EXERCISE OBJECTIVE
Exactly repeat the material, dropping only the pictures.
** BEGIN STORED DATA **
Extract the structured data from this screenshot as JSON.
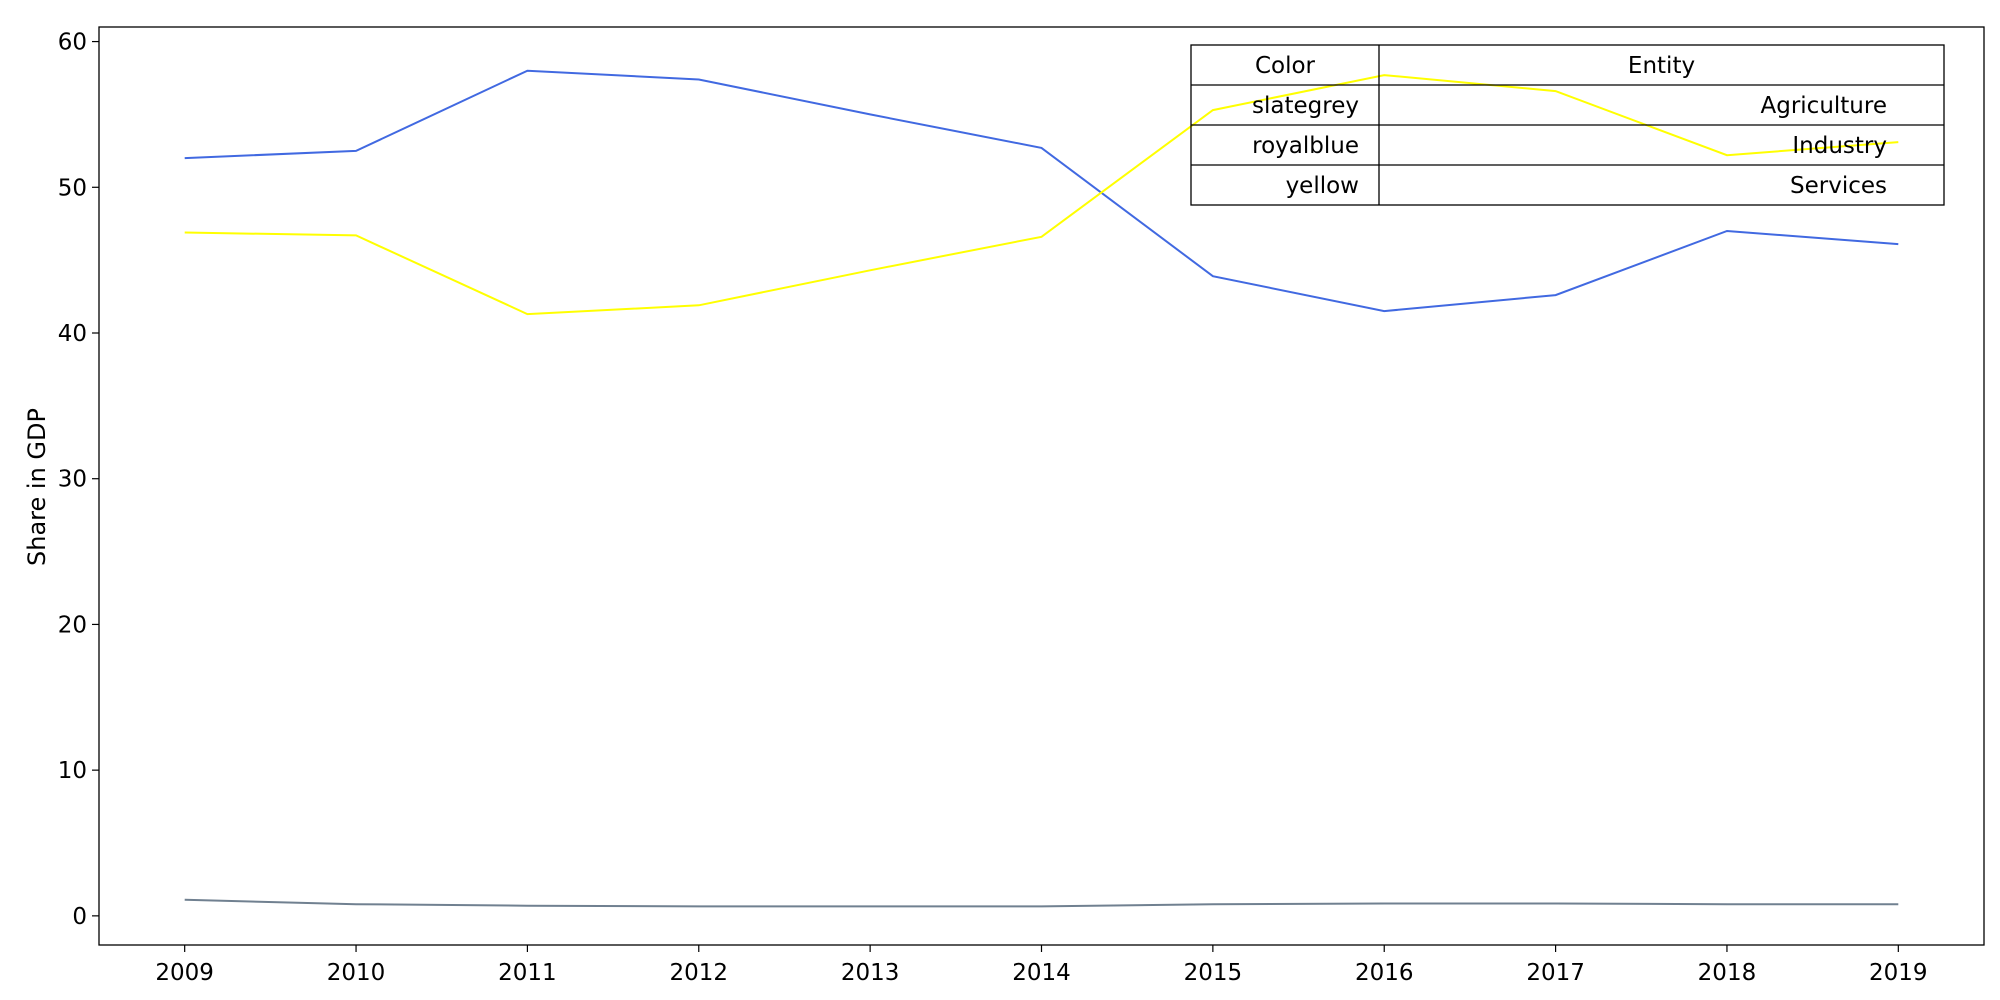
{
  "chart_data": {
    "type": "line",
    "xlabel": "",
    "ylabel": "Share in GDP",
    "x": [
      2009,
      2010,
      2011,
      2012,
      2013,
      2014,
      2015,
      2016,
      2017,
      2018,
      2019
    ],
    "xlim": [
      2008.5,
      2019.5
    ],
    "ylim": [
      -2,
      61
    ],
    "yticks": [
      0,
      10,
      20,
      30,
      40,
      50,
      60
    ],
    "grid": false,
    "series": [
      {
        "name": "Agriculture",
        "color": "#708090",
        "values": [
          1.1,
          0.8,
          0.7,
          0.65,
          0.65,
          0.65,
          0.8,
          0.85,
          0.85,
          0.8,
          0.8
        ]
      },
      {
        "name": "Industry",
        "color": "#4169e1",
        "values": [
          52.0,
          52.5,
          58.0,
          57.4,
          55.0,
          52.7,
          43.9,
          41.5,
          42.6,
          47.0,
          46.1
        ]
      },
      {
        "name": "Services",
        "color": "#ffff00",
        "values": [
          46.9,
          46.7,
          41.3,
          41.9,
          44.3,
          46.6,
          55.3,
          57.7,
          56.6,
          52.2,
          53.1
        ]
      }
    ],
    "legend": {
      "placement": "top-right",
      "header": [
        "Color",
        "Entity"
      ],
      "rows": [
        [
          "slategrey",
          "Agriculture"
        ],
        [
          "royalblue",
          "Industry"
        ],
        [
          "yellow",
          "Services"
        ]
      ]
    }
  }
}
** END STORED DATA **
PROBLEM SOLUTION
Extract the structured data from this screenshot as JSON.
{
  "chart_data": {
    "type": "line",
    "xlabel": "",
    "ylabel": "Share in GDP",
    "x": [
      2009,
      2010,
      2011,
      2012,
      2013,
      2014,
      2015,
      2016,
      2017,
      2018,
      2019
    ],
    "xlim": [
      2008.5,
      2019.5
    ],
    "ylim": [
      -2,
      61
    ],
    "yticks": [
      0,
      10,
      20,
      30,
      40,
      50,
      60
    ],
    "grid": false,
    "series": [
      {
        "name": "Agriculture",
        "color": "#708090",
        "values": [
          1.1,
          0.8,
          0.7,
          0.65,
          0.65,
          0.65,
          0.8,
          0.85,
          0.85,
          0.8,
          0.8
        ]
      },
      {
        "name": "Industry",
        "color": "#4169e1",
        "values": [
          52.0,
          52.5,
          58.0,
          57.4,
          55.0,
          52.7,
          43.9,
          41.5,
          42.6,
          47.0,
          46.1
        ]
      },
      {
        "name": "Services",
        "color": "#ffff00",
        "values": [
          46.9,
          46.7,
          41.3,
          41.9,
          44.3,
          46.6,
          55.3,
          57.7,
          56.6,
          52.2,
          53.1
        ]
      }
    ],
    "legend": {
      "placement": "top-right",
      "header": [
        "Color",
        "Entity"
      ],
      "rows": [
        [
          "slategrey",
          "Agriculture"
        ],
        [
          "royalblue",
          "Industry"
        ],
        [
          "yellow",
          "Services"
        ]
      ]
    }
  }
}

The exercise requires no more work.